--- Written instruction ---
Look over the entries that follow and work out how many lines contain "diarienummer". State the number only.

(Data items)
_ _ _ _

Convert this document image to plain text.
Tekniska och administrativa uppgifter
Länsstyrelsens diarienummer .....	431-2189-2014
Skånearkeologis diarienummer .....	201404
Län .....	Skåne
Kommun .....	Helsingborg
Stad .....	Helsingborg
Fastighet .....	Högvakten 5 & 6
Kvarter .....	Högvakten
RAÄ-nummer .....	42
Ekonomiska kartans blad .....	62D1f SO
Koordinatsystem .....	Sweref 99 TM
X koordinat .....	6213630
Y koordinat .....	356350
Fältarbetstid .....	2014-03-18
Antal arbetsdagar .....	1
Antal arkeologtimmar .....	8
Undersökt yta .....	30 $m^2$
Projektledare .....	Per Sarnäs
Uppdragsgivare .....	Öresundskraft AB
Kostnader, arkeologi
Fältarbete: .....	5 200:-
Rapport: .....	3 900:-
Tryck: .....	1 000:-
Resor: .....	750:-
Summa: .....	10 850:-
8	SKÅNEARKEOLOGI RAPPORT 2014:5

_ _ _ _

--- Result ---
2